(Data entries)
■ ■ ■ ■
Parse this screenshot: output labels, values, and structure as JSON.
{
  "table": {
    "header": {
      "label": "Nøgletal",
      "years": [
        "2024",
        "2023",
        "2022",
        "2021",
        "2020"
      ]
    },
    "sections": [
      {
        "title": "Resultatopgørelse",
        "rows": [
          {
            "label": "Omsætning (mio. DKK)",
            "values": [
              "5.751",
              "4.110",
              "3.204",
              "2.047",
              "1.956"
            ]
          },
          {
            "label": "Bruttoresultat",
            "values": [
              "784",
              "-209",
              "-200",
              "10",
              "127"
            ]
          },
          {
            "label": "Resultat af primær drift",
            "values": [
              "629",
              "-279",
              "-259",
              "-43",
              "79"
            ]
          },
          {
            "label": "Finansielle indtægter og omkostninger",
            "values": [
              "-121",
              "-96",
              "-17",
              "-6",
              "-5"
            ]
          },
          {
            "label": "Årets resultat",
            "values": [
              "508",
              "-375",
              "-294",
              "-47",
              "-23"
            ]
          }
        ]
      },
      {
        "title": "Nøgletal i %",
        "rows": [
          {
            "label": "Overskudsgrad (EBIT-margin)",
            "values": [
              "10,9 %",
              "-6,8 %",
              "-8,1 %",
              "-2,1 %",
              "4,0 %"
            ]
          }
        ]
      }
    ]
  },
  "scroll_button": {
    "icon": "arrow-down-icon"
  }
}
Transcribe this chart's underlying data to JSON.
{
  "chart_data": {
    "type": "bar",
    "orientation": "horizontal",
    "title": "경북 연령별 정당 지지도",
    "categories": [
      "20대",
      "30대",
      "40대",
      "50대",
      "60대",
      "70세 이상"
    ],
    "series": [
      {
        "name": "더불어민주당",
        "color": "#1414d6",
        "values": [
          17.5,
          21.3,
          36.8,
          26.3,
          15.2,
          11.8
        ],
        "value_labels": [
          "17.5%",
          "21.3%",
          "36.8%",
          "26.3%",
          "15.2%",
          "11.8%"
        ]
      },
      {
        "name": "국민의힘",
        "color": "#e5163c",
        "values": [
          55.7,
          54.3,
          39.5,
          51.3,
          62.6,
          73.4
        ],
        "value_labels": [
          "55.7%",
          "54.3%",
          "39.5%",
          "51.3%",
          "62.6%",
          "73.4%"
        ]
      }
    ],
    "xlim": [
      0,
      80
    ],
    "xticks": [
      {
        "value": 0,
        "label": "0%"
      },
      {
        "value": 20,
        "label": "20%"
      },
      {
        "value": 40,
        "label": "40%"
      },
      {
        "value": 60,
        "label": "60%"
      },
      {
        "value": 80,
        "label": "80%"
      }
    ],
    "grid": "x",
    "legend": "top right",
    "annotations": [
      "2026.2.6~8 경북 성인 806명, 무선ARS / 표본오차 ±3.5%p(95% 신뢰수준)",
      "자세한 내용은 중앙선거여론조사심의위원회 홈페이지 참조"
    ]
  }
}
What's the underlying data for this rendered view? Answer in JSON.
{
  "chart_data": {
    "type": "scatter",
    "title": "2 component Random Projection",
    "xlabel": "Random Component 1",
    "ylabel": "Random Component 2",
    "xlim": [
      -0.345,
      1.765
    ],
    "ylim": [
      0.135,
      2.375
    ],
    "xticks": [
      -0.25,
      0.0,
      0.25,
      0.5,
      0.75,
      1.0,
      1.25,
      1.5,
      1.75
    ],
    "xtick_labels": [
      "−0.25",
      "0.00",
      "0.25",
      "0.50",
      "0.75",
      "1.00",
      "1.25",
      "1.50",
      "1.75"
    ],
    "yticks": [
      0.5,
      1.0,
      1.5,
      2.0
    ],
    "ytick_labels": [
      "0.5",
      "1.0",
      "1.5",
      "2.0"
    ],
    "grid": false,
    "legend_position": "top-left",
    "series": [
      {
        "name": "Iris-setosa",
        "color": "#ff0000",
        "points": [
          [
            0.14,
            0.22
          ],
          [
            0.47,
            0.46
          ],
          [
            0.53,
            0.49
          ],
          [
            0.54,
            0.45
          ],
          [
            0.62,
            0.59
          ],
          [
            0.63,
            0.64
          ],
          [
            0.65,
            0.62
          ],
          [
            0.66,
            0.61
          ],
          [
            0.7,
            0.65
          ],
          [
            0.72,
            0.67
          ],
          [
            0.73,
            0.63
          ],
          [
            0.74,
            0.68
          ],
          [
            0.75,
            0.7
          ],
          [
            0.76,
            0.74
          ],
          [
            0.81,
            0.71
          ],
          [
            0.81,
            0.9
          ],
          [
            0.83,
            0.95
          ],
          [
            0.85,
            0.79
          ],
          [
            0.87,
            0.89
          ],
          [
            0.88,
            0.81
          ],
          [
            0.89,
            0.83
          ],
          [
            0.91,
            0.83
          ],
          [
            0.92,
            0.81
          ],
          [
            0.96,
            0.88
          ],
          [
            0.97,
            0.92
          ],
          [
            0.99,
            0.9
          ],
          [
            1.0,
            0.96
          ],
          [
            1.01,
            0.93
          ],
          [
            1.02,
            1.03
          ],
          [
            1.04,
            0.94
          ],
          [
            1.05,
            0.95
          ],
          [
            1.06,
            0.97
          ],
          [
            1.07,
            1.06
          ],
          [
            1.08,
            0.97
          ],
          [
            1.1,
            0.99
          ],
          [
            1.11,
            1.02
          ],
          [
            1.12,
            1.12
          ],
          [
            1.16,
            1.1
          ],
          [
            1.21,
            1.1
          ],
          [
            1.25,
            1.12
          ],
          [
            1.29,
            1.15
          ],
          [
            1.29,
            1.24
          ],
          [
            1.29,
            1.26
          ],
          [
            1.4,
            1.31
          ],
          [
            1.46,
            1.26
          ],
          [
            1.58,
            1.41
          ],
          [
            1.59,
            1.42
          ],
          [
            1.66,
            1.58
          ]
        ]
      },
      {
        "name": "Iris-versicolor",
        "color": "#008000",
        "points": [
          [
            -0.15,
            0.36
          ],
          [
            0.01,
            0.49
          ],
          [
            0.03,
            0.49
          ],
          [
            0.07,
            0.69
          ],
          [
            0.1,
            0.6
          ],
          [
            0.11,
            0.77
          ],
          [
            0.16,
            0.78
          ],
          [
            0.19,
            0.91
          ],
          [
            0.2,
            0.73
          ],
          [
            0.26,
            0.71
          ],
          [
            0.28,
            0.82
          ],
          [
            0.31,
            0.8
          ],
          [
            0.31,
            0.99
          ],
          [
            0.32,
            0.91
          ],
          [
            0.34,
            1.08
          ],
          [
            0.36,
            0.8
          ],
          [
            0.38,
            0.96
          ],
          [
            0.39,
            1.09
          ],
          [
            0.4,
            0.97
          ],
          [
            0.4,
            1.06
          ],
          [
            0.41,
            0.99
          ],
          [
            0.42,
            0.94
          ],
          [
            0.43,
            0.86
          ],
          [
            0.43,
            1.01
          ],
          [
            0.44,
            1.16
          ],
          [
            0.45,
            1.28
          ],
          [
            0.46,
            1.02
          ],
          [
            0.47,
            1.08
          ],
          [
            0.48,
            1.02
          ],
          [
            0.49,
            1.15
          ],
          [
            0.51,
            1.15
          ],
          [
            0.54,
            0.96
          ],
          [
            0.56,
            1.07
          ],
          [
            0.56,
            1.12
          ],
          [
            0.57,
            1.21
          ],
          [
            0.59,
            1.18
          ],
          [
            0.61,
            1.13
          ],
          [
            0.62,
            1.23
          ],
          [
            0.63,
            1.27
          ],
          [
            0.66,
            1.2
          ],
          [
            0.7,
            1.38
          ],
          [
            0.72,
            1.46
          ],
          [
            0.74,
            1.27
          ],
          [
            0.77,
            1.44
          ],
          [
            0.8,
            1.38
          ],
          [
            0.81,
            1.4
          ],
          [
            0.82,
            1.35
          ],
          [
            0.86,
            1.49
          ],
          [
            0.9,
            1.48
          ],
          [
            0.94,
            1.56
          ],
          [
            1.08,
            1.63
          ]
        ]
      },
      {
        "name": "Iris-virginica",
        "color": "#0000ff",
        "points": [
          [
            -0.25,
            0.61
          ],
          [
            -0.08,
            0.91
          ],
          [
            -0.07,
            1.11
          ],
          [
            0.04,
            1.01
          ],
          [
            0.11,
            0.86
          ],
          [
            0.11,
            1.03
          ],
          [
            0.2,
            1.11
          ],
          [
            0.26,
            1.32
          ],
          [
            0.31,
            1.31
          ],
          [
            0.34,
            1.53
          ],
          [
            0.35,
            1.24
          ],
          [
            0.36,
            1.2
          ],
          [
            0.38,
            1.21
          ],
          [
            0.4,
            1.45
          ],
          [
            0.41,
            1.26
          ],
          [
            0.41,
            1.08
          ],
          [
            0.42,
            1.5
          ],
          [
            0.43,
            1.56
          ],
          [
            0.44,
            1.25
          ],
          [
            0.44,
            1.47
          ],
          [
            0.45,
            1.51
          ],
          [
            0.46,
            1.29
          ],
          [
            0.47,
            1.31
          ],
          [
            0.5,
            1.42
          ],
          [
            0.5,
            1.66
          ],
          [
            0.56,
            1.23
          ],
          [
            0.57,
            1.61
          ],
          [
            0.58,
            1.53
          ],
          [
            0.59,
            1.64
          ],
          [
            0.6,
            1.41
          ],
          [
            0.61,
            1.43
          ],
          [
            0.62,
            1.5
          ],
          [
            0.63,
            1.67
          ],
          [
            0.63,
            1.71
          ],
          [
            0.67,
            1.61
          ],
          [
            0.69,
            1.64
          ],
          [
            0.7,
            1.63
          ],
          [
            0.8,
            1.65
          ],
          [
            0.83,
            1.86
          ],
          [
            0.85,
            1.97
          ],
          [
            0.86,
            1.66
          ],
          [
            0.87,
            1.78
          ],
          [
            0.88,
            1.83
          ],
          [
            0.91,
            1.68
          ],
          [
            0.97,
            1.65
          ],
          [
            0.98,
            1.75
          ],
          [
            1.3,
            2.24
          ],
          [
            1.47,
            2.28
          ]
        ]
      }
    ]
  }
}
■ ■ ■ ■
The problem: Gather up every line from the listing above in which the word "JSON" occurs.

Answer to the problem:
Parse this screenshot: output labels, values, and structure as JSON.
Transcribe this chart's underlying data to JSON.
What's the underlying data for this rendered view? Answer in JSON.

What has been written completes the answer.